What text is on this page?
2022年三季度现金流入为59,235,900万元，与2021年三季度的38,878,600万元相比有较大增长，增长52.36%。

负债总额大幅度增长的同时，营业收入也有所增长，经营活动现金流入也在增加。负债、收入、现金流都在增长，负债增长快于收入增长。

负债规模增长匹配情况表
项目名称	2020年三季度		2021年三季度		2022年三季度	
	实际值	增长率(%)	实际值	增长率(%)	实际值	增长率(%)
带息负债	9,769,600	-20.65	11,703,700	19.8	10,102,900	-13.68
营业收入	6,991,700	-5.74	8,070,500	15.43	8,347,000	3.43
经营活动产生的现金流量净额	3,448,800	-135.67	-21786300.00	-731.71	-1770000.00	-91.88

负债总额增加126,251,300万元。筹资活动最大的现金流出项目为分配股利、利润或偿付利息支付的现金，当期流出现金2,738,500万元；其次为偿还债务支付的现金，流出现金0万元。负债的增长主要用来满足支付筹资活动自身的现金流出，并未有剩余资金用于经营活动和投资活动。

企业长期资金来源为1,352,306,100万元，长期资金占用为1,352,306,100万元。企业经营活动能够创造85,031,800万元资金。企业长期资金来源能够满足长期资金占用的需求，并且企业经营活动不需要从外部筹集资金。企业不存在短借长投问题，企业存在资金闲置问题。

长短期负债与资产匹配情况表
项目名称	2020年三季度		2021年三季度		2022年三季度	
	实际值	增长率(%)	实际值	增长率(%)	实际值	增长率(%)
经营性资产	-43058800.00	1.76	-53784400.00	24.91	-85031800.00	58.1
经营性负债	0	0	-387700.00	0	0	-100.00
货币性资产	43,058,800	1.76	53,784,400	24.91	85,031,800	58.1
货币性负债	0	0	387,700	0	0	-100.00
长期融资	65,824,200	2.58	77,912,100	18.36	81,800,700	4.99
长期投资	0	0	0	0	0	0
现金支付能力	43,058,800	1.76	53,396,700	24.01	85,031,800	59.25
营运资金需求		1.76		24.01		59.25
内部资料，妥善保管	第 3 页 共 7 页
━━━━━━━━━━━━━━━━
--- Requirement ---
Set down every line of the listing above again, exactly as given.

--- Exercise solution ---
What text is on this page?
2022年三季度现金流入为59,235,900万元，与2021年三季度的38,878,600万元相比有较大增长，增长52.36%。

负债总额大幅度增长的同时，营业收入也有所增长，经营活动现金流入也在增加。负债、收入、现金流都在增长，负债增长快于收入增长。

负债规模增长匹配情况表
项目名称	2020年三季度		2021年三季度		2022年三季度	
	实际值	增长率(%)	实际值	增长率(%)	实际值	增长率(%)
带息负债	9,769,600	-20.65	11,703,700	19.8	10,102,900	-13.68
营业收入	6,991,700	-5.74	8,070,500	15.43	8,347,000	3.43
经营活动产生的现金流量净额	3,448,800	-135.67	-21786300.00	-731.71	-1770000.00	-91.88

负债总额增加126,251,300万元。筹资活动最大的现金流出项目为分配股利、利润或偿付利息支付的现金，当期流出现金2,738,500万元；其次为偿还债务支付的现金，流出现金0万元。负债的增长主要用来满足支付筹资活动自身的现金流出，并未有剩余资金用于经营活动和投资活动。

企业长期资金来源为1,352,306,100万元，长期资金占用为1,352,306,100万元。企业经营活动能够创造85,031,800万元资金。企业长期资金来源能够满足长期资金占用的需求，并且企业经营活动不需要从外部筹集资金。企业不存在短借长投问题，企业存在资金闲置问题。

长短期负债与资产匹配情况表
项目名称	2020年三季度		2021年三季度		2022年三季度	
	实际值	增长率(%)	实际值	增长率(%)	实际值	增长率(%)
经营性资产	-43058800.00	1.76	-53784400.00	24.91	-85031800.00	58.1
经营性负债	0	0	-387700.00	0	0	-100.00
货币性资产	43,058,800	1.76	53,784,400	24.91	85,031,800	58.1
货币性负债	0	0	387,700	0	0	-100.00
长期融资	65,824,200	2.58	77,912,100	18.36	81,800,700	4.99
长期投资	0	0	0	0	0	0
现金支付能力	43,058,800	1.76	53,396,700	24.01	85,031,800	59.25
营运资金需求		1.76		24.01		59.25
内部资料，妥善保管	第 3 页 共 7 页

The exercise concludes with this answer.